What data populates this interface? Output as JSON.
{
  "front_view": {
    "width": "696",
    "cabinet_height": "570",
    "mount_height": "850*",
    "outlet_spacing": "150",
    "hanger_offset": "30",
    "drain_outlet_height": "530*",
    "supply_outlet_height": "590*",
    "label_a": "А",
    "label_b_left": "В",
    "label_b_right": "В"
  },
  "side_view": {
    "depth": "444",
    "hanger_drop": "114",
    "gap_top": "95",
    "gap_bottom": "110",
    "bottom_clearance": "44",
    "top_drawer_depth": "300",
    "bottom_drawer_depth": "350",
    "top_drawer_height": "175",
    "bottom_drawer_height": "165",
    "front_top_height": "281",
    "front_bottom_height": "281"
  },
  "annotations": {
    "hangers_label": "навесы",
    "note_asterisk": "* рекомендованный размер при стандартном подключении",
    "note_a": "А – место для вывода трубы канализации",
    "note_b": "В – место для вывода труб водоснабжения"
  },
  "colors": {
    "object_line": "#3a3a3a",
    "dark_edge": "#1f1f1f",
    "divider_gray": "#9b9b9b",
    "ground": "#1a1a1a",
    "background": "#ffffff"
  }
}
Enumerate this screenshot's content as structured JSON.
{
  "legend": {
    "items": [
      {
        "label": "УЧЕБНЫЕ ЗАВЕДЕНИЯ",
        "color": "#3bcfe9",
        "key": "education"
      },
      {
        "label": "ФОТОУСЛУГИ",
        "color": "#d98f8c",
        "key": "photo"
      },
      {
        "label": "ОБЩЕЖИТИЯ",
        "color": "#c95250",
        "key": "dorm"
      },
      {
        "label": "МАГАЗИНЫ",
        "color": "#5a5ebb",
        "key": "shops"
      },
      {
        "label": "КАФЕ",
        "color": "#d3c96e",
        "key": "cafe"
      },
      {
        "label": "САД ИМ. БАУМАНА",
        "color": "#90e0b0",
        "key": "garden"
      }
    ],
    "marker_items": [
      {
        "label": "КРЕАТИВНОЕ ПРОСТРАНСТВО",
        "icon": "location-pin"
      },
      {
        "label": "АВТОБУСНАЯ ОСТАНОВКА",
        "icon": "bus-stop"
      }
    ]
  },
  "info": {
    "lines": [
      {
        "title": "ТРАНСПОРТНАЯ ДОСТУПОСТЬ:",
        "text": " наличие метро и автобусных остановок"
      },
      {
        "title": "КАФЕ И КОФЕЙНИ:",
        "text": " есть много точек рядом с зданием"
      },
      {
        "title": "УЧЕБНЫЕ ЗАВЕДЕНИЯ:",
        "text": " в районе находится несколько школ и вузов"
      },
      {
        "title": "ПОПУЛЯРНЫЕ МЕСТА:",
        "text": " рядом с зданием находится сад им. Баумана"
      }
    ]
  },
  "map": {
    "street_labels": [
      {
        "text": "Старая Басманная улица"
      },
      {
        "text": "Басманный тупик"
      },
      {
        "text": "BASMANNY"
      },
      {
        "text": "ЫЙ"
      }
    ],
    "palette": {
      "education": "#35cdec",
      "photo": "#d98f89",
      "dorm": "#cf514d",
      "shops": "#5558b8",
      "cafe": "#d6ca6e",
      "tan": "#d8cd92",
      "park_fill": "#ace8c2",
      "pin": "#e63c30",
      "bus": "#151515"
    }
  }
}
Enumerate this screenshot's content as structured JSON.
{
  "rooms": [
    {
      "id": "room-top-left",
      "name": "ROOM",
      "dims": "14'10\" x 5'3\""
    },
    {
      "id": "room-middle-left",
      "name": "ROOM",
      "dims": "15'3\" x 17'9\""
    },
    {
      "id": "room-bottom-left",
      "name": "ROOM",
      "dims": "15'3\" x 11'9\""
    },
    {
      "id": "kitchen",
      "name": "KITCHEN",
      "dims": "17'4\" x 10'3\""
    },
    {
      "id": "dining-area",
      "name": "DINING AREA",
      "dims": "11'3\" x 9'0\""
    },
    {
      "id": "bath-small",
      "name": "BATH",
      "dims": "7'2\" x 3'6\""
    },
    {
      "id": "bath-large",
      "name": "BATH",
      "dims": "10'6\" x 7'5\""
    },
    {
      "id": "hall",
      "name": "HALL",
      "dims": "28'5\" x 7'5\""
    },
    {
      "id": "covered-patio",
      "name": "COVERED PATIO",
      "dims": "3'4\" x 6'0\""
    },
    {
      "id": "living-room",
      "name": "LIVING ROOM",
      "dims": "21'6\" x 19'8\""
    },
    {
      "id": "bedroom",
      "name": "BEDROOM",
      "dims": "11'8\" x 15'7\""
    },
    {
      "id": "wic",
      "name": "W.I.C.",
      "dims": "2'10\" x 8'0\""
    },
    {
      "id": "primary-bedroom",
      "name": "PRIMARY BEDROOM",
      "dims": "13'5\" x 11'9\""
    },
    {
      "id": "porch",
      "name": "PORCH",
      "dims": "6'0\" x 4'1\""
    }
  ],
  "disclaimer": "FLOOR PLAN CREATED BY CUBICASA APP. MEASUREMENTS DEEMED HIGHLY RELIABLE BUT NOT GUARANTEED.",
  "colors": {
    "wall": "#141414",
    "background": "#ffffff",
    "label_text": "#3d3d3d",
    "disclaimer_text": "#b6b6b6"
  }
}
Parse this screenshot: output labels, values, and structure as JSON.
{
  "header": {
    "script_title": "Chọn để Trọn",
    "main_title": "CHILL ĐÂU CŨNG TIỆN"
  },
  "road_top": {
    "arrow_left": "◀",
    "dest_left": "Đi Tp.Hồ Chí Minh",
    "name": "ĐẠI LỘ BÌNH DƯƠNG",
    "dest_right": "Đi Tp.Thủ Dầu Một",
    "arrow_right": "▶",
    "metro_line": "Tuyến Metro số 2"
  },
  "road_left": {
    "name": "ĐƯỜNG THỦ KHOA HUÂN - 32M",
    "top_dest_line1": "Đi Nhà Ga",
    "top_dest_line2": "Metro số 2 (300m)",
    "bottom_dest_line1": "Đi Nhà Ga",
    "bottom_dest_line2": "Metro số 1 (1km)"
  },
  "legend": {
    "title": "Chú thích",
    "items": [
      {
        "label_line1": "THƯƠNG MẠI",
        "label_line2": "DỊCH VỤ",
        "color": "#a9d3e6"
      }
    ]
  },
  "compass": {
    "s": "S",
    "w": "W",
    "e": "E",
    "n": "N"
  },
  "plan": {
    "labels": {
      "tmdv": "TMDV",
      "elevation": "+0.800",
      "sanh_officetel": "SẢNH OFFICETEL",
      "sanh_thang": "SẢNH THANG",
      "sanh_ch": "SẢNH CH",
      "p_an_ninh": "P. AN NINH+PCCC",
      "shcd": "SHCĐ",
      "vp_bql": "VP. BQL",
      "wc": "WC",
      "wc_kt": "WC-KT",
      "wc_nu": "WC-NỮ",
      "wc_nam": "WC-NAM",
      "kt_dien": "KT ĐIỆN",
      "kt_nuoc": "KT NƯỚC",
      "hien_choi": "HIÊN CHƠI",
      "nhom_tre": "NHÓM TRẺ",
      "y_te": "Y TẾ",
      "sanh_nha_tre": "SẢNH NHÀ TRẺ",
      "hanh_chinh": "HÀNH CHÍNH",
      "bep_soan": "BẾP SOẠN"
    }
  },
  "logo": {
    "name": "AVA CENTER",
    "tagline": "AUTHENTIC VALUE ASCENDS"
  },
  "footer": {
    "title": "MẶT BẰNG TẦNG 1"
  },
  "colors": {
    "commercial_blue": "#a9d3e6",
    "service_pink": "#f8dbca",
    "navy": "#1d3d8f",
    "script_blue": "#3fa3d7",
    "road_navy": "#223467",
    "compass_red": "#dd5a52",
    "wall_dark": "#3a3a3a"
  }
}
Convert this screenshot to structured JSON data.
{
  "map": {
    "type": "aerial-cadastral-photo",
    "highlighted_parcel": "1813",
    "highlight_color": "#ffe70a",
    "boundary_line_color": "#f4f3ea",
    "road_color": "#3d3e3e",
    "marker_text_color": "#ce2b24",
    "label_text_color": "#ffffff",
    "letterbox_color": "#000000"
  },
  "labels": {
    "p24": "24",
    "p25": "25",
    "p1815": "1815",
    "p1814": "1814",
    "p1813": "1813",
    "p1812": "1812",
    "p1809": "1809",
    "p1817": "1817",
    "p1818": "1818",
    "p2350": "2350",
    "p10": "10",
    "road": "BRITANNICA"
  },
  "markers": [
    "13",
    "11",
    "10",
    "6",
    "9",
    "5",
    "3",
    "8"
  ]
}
--
To do
Give back exactly the lines from the one containing "Convert this screenshot" to the end of the material, both ends included.

Full solution
Convert this screenshot to structured JSON data.
{
  "map": {
    "type": "aerial-cadastral-photo",
    "highlighted_parcel": "1813",
    "highlight_color": "#ffe70a",
    "boundary_line_color": "#f4f3ea",
    "road_color": "#3d3e3e",
    "marker_text_color": "#ce2b24",
    "label_text_color": "#ffffff",
    "letterbox_color": "#000000"
  },
  "labels": {
    "p24": "24",
    "p25": "25",
    "p1815": "1815",
    "p1814": "1814",
    "p1813": "1813",
    "p1812": "1812",
    "p1809": "1809",
    "p1817": "1817",
    "p1818": "1818",
    "p2350": "2350",
    "p10": "10",
    "road": "BRITANNICA"
  },
  "markers": [
    "13",
    "11",
    "10",
    "6",
    "9",
    "5",
    "3",
    "8"
  ]
}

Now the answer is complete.